§ Data excerpts:
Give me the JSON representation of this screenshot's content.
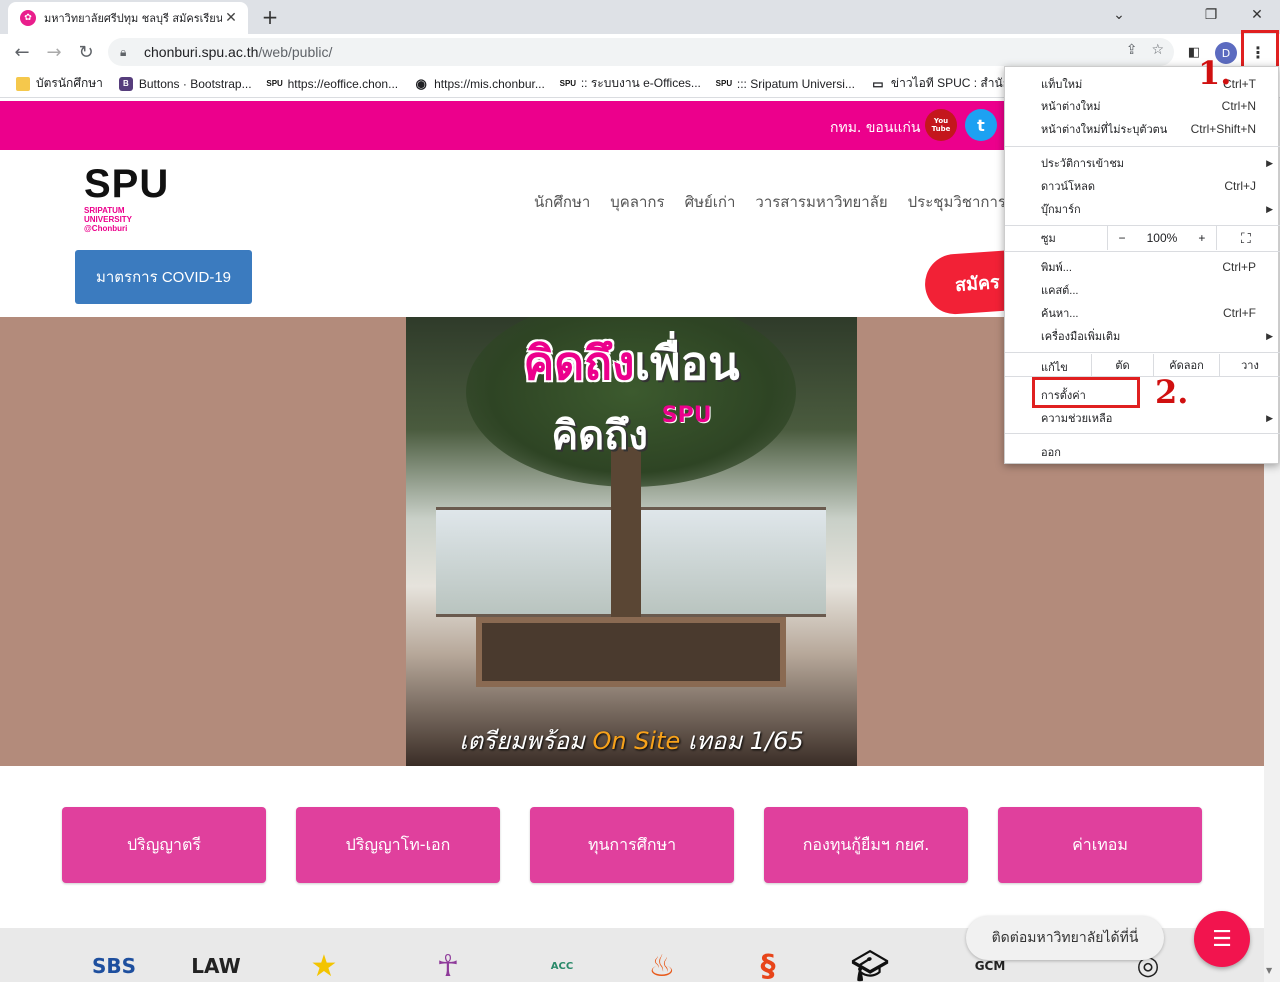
{
  "browser": {
    "tab_title": "มหาวิทยาลัยศรีปทุม ชลบุรี สมัครเรียน ป",
    "tab_close": "✕",
    "new_tab": "+",
    "url_host": "chonburi.spu.ac.th",
    "url_path": "/web/public/",
    "profile_initial": "D",
    "bookmarks": [
      {
        "label": "บัตรนักศึกษา",
        "icon": "folder-icon"
      },
      {
        "label": "Buttons · Bootstrap...",
        "icon": "bootstrap-icon"
      },
      {
        "label": "https://eoffice.chon...",
        "icon": "spu-icon"
      },
      {
        "label": "https://mis.chonbur...",
        "icon": "globe-icon"
      },
      {
        "label": ":: ระบบงาน e-Offices...",
        "icon": "spu-icon"
      },
      {
        "label": "::: Sripatum Universi...",
        "icon": "spu-icon"
      },
      {
        "label": "ข่าวไอที SPUC : สำนัก...",
        "icon": "monitor-icon"
      }
    ]
  },
  "site": {
    "topbar": {
      "campuses": "กทม.  ขอนแก่น",
      "youtube": "You Tube",
      "twitter": "t"
    },
    "logo": {
      "main": "SPU",
      "line1": "SRIPATUM",
      "line2": "UNIVERSITY",
      "line3": "@Chonburi"
    },
    "nav": [
      "นักศึกษา",
      "บุคลากร",
      "ศิษย์เก่า",
      "วารสารมหาวิทยาลัย",
      "ประชุมวิชาการ"
    ],
    "covid_button": "มาตรการ COVID-19",
    "apply_button": "สมัคร",
    "hero": {
      "line1_pink": "คิดถึง",
      "line1_white": "เพื่อน",
      "line2": "คิดถึง",
      "line2_logo": "SPU",
      "bottom_prefix": "เตรียมพร้อม ",
      "bottom_highlight": "On Site",
      "bottom_suffix": " เทอม 1/65"
    },
    "cards": [
      "ปริญญาตรี",
      "ปริญญาโท-เอก",
      "ทุนการศึกษา",
      "กองทุนกู้ยืมฯ กยศ.",
      "ค่าเทอม"
    ],
    "footer_logos": [
      "SBS",
      "LAW",
      "ACC",
      "GCM"
    ],
    "chat_text": "ติดต่อมหาวิทยาลัยได้ที่นี่"
  },
  "menu": {
    "items_top": [
      {
        "label": "แท็บใหม่",
        "shortcut": "Ctrl+T"
      },
      {
        "label": "หน้าต่างใหม่",
        "shortcut": "Ctrl+N"
      },
      {
        "label": "หน้าต่างใหม่ที่ไม่ระบุตัวตน",
        "shortcut": "Ctrl+Shift+N"
      }
    ],
    "items_mid": [
      {
        "label": "ประวัติการเข้าชม",
        "shortcut": ""
      },
      {
        "label": "ดาวน์โหลด",
        "shortcut": "Ctrl+J"
      },
      {
        "label": "บุ๊กมาร์ก",
        "shortcut": ""
      }
    ],
    "zoom": {
      "label": "ซูม",
      "minus": "−",
      "value": "100%",
      "plus": "+"
    },
    "items_tools": [
      {
        "label": "พิมพ์...",
        "shortcut": "Ctrl+P"
      },
      {
        "label": "แคสต์...",
        "shortcut": ""
      },
      {
        "label": "ค้นหา...",
        "shortcut": "Ctrl+F"
      },
      {
        "label": "เครื่องมือเพิ่มเติม",
        "shortcut": ""
      }
    ],
    "edit": {
      "label": "แก้ไข",
      "cut": "ตัด",
      "copy": "คัดลอก",
      "paste": "วาง"
    },
    "settings": "การตั้งค่า",
    "help": "ความช่วยเหลือ",
    "exit": "ออก"
  },
  "annotations": {
    "step1": "1.",
    "step2": "2."
  }
}
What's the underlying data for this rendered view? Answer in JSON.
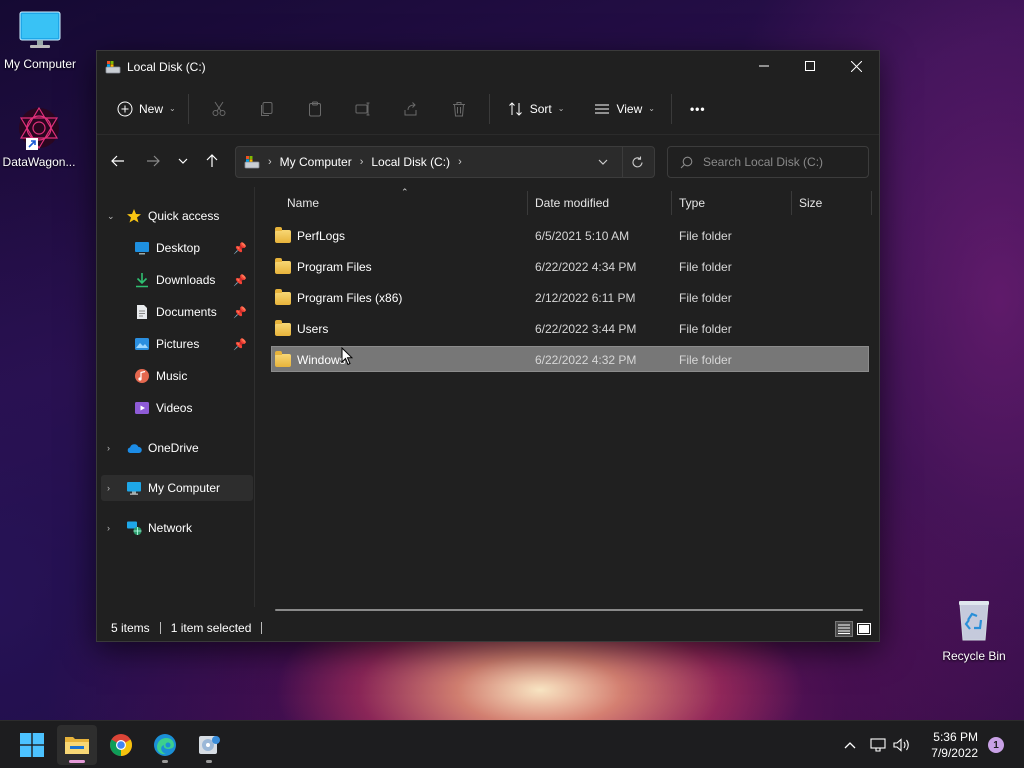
{
  "desktop": {
    "icons": [
      {
        "label": "My Computer",
        "icon": "monitor-icon"
      },
      {
        "label": "DataWagon...",
        "icon": "datawagon-shortcut-icon"
      },
      {
        "label": "Recycle Bin",
        "icon": "recycle-bin-icon"
      }
    ]
  },
  "window": {
    "title": "Local Disk (C:)",
    "controls": {
      "minimize": "—",
      "maximize": "☐",
      "close": "✕"
    }
  },
  "commandbar": {
    "new_label": "New",
    "sort_label": "Sort",
    "view_label": "View",
    "more_label": "•••"
  },
  "navbar": {
    "breadcrumbs": [
      "My Computer",
      "Local Disk (C:)"
    ],
    "search_placeholder": "Search Local Disk (C:)"
  },
  "sidebar": {
    "items": [
      {
        "label": "Quick access",
        "icon": "star-icon"
      },
      {
        "label": "Desktop",
        "icon": "desktop-icon"
      },
      {
        "label": "Downloads",
        "icon": "download-icon"
      },
      {
        "label": "Documents",
        "icon": "document-icon"
      },
      {
        "label": "Pictures",
        "icon": "pictures-icon"
      },
      {
        "label": "Music",
        "icon": "music-icon"
      },
      {
        "label": "Videos",
        "icon": "video-icon"
      },
      {
        "label": "OneDrive",
        "icon": "cloud-icon"
      },
      {
        "label": "My Computer",
        "icon": "computer-icon"
      },
      {
        "label": "Network",
        "icon": "network-icon"
      }
    ]
  },
  "table": {
    "columns": [
      "Name",
      "Date modified",
      "Type",
      "Size"
    ],
    "rows": [
      {
        "name": "PerfLogs",
        "date": "6/5/2021 5:10 AM",
        "type": "File folder",
        "size": ""
      },
      {
        "name": "Program Files",
        "date": "6/22/2022 4:34 PM",
        "type": "File folder",
        "size": ""
      },
      {
        "name": "Program Files (x86)",
        "date": "2/12/2022 6:11 PM",
        "type": "File folder",
        "size": ""
      },
      {
        "name": "Users",
        "date": "6/22/2022 3:44 PM",
        "type": "File folder",
        "size": ""
      },
      {
        "name": "Windows",
        "date": "6/22/2022 4:32 PM",
        "type": "File folder",
        "size": ""
      }
    ]
  },
  "status": {
    "item_count": "5 items",
    "selected": "1 item selected"
  },
  "taskbar": {
    "time": "5:36 PM",
    "date": "7/9/2022",
    "notifications": "1"
  },
  "colors": {
    "window_bg": "#202020",
    "selected_row": "#777777",
    "accent": "#4cc2ff"
  }
}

§ Problem to work on: Without the pictures, extract every entry verbatim.

§ Worked solution:
Give me the JSON representation of this screenshot's content.
{
  "browser": {
    "tab_title": "มหาวิทยาลัยศรีปทุม ชลบุรี สมัครเรียน ป",
    "tab_close": "✕",
    "new_tab": "+",
    "url_host": "chonburi.spu.ac.th",
    "url_path": "/web/public/",
    "profile_initial": "D",
    "bookmarks": [
      {
        "label": "บัตรนักศึกษา",
        "icon": "folder-icon"
      },
      {
        "label": "Buttons · Bootstrap...",
        "icon": "bootstrap-icon"
      },
      {
        "label": "https://eoffice.chon...",
        "icon": "spu-icon"
      },
      {
        "label": "https://mis.chonbur...",
        "icon": "globe-icon"
      },
      {
        "label": ":: ระบบงาน e-Offices...",
        "icon": "spu-icon"
      },
      {
        "label": "::: Sripatum Universi...",
        "icon": "spu-icon"
      },
      {
        "label": "ข่าวไอที SPUC : สำนัก...",
        "icon": "monitor-icon"
      }
    ]
  },
  "site": {
    "topbar": {
      "campuses": "กทม.  ขอนแก่น",
      "youtube": "You Tube",
      "twitter": "t"
    },
    "logo": {
      "main": "SPU",
      "line1": "SRIPATUM",
      "line2": "UNIVERSITY",
      "line3": "@Chonburi"
    },
    "nav": [
      "นักศึกษา",
      "บุคลากร",
      "ศิษย์เก่า",
      "วารสารมหาวิทยาลัย",
      "ประชุมวิชาการ"
    ],
    "covid_button": "มาตรการ COVID-19",
    "apply_button": "สมัคร",
    "hero": {
      "line1_pink": "คิดถึง",
      "line1_white": "เพื่อน",
      "line2": "คิดถึง",
      "line2_logo": "SPU",
      "bottom_prefix": "เตรียมพร้อม ",
      "bottom_highlight": "On Site",
      "bottom_suffix": " เทอม 1/65"
    },
    "cards": [
      "ปริญญาตรี",
      "ปริญญาโท-เอก",
      "ทุนการศึกษา",
      "กองทุนกู้ยืมฯ กยศ.",
      "ค่าเทอม"
    ],
    "footer_logos": [
      "SBS",
      "LAW",
      "ACC",
      "GCM"
    ],
    "chat_text": "ติดต่อมหาวิทยาลัยได้ที่นี่"
  },
  "menu": {
    "items_top": [
      {
        "label": "แท็บใหม่",
        "shortcut": "Ctrl+T"
      },
      {
        "label": "หน้าต่างใหม่",
        "shortcut": "Ctrl+N"
      },
      {
        "label": "หน้าต่างใหม่ที่ไม่ระบุตัวตน",
        "shortcut": "Ctrl+Shift+N"
      }
    ],
    "items_mid": [
      {
        "label": "ประวัติการเข้าชม",
        "shortcut": ""
      },
      {
        "label": "ดาวน์โหลด",
        "shortcut": "Ctrl+J"
      },
      {
        "label": "บุ๊กมาร์ก",
        "shortcut": ""
      }
    ],
    "zoom": {
      "label": "ซูม",
      "minus": "−",
      "value": "100%",
      "plus": "+"
    },
    "items_tools": [
      {
        "label": "พิมพ์...",
        "shortcut": "Ctrl+P"
      },
      {
        "label": "แคสต์...",
        "shortcut": ""
      },
      {
        "label": "ค้นหา...",
        "shortcut": "Ctrl+F"
      },
      {
        "label": "เครื่องมือเพิ่มเติม",
        "shortcut": ""
      }
    ],
    "edit": {
      "label": "แก้ไข",
      "cut": "ตัด",
      "copy": "คัดลอก",
      "paste": "วาง"
    },
    "settings": "การตั้งค่า",
    "help": "ความช่วยเหลือ",
    "exit": "ออก"
  },
  "annotations": {
    "step1": "1.",
    "step2": "2."
  }
}
What's the underlying data for this rendered view? Answer in JSON.
{
  "desktop": {
    "icons": [
      {
        "label": "My Computer",
        "icon": "monitor-icon"
      },
      {
        "label": "DataWagon...",
        "icon": "datawagon-shortcut-icon"
      },
      {
        "label": "Recycle Bin",
        "icon": "recycle-bin-icon"
      }
    ]
  },
  "window": {
    "title": "Local Disk (C:)",
    "controls": {
      "minimize": "—",
      "maximize": "☐",
      "close": "✕"
    }
  },
  "commandbar": {
    "new_label": "New",
    "sort_label": "Sort",
    "view_label": "View",
    "more_label": "•••"
  },
  "navbar": {
    "breadcrumbs": [
      "My Computer",
      "Local Disk (C:)"
    ],
    "search_placeholder": "Search Local Disk (C:)"
  },
  "sidebar": {
    "items": [
      {
        "label": "Quick access",
        "icon": "star-icon"
      },
      {
        "label": "Desktop",
        "icon": "desktop-icon"
      },
      {
        "label": "Downloads",
        "icon": "download-icon"
      },
      {
        "label": "Documents",
        "icon": "document-icon"
      },
      {
        "label": "Pictures",
        "icon": "pictures-icon"
      },
      {
        "label": "Music",
        "icon": "music-icon"
      },
      {
        "label": "Videos",
        "icon": "video-icon"
      },
      {
        "label": "OneDrive",
        "icon": "cloud-icon"
      },
      {
        "label": "My Computer",
        "icon": "computer-icon"
      },
      {
        "label": "Network",
        "icon": "network-icon"
      }
    ]
  },
  "table": {
    "columns": [
      "Name",
      "Date modified",
      "Type",
      "Size"
    ],
    "rows": [
      {
        "name": "PerfLogs",
        "date": "6/5/2021 5:10 AM",
        "type": "File folder",
        "size": ""
      },
      {
        "name": "Program Files",
        "date": "6/22/2022 4:34 PM",
        "type": "File folder",
        "size": ""
      },
      {
        "name": "Program Files (x86)",
        "date": "2/12/2022 6:11 PM",
        "type": "File folder",
        "size": ""
      },
      {
        "name": "Users",
        "date": "6/22/2022 3:44 PM",
        "type": "File folder",
        "size": ""
      },
      {
        "name": "Windows",
        "date": "6/22/2022 4:32 PM",
        "type": "File folder",
        "size": ""
      }
    ]
  },
  "status": {
    "item_count": "5 items",
    "selected": "1 item selected"
  },
  "taskbar": {
    "time": "5:36 PM",
    "date": "7/9/2022",
    "notifications": "1"
  },
  "colors": {
    "window_bg": "#202020",
    "selected_row": "#777777",
    "accent": "#4cc2ff"
  }
}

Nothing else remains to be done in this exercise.